__PROMPT__
All of the records below should be output exactly.

(Dataset items)
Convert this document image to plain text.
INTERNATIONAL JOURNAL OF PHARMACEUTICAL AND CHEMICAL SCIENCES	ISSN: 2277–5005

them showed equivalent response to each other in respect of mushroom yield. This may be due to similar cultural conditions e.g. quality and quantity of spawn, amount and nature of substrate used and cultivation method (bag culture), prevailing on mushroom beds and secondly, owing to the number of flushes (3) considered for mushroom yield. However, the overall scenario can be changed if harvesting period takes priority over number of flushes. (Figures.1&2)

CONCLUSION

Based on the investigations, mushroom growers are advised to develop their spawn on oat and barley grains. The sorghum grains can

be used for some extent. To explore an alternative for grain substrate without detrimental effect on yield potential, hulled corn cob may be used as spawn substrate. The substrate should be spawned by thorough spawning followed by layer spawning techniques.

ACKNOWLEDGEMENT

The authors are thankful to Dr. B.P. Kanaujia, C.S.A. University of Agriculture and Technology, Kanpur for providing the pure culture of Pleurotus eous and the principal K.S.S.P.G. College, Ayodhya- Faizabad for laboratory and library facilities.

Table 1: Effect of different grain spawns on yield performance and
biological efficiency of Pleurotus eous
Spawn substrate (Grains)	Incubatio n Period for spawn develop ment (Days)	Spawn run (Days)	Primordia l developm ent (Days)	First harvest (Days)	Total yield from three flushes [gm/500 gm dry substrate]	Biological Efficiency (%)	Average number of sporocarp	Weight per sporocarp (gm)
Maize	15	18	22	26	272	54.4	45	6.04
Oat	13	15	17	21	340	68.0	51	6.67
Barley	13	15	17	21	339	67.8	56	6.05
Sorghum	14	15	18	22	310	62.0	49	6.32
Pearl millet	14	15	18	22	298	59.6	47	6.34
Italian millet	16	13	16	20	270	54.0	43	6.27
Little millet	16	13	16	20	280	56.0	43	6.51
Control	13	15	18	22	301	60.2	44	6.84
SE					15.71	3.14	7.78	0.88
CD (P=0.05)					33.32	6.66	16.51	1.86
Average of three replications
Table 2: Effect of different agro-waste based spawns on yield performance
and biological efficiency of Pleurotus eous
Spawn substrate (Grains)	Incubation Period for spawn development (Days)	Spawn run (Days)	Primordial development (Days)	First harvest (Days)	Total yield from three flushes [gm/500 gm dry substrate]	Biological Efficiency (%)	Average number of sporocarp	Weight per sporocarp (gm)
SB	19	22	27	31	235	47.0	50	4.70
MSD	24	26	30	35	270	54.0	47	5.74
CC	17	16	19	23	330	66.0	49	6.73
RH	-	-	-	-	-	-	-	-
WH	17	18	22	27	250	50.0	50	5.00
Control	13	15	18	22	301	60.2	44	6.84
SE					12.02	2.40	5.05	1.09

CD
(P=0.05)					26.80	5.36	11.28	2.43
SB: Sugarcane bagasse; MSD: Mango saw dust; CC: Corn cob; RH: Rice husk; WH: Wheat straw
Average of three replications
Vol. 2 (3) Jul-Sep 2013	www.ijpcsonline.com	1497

__FINAL RESULT__
Convert this document image to plain text.
INTERNATIONAL JOURNAL OF PHARMACEUTICAL AND CHEMICAL SCIENCES	ISSN: 2277–5005

them showed equivalent response to each other in respect of mushroom yield. This may be due to similar cultural conditions e.g. quality and quantity of spawn, amount and nature of substrate used and cultivation method (bag culture), prevailing on mushroom beds and secondly, owing to the number of flushes (3) considered for mushroom yield. However, the overall scenario can be changed if harvesting period takes priority over number of flushes. (Figures.1&2)

CONCLUSION

Based on the investigations, mushroom growers are advised to develop their spawn on oat and barley grains. The sorghum grains can

be used for some extent. To explore an alternative for grain substrate without detrimental effect on yield potential, hulled corn cob may be used as spawn substrate. The substrate should be spawned by thorough spawning followed by layer spawning techniques.

ACKNOWLEDGEMENT

The authors are thankful to Dr. B.P. Kanaujia, C.S.A. University of Agriculture and Technology, Kanpur for providing the pure culture of Pleurotus eous and the principal K.S.S.P.G. College, Ayodhya- Faizabad for laboratory and library facilities.

Table 1: Effect of different grain spawns on yield performance and
biological efficiency of Pleurotus eous
Spawn substrate (Grains)	Incubatio n Period for spawn develop ment (Days)	Spawn run (Days)	Primordia l developm ent (Days)	First harvest (Days)	Total yield from three flushes [gm/500 gm dry substrate]	Biological Efficiency (%)	Average number of sporocarp	Weight per sporocarp (gm)
Maize	15	18	22	26	272	54.4	45	6.04
Oat	13	15	17	21	340	68.0	51	6.67
Barley	13	15	17	21	339	67.8	56	6.05
Sorghum	14	15	18	22	310	62.0	49	6.32
Pearl millet	14	15	18	22	298	59.6	47	6.34
Italian millet	16	13	16	20	270	54.0	43	6.27
Little millet	16	13	16	20	280	56.0	43	6.51
Control	13	15	18	22	301	60.2	44	6.84
SE					15.71	3.14	7.78	0.88
CD (P=0.05)					33.32	6.66	16.51	1.86
Average of three replications
Table 2: Effect of different agro-waste based spawns on yield performance
and biological efficiency of Pleurotus eous
Spawn substrate (Grains)	Incubation Period for spawn development (Days)	Spawn run (Days)	Primordial development (Days)	First harvest (Days)	Total yield from three flushes [gm/500 gm dry substrate]	Biological Efficiency (%)	Average number of sporocarp	Weight per sporocarp (gm)
SB	19	22	27	31	235	47.0	50	4.70
MSD	24	26	30	35	270	54.0	47	5.74
CC	17	16	19	23	330	66.0	49	6.73
RH	-	-	-	-	-	-	-	-
WH	17	18	22	27	250	50.0	50	5.00
Control	13	15	18	22	301	60.2	44	6.84
SE					12.02	2.40	5.05	1.09

CD
(P=0.05)					26.80	5.36	11.28	2.43
SB: Sugarcane bagasse; MSD: Mango saw dust; CC: Corn cob; RH: Rice husk; WH: Wheat straw
Average of three replications
Vol. 2 (3) Jul-Sep 2013	www.ijpcsonline.com	1497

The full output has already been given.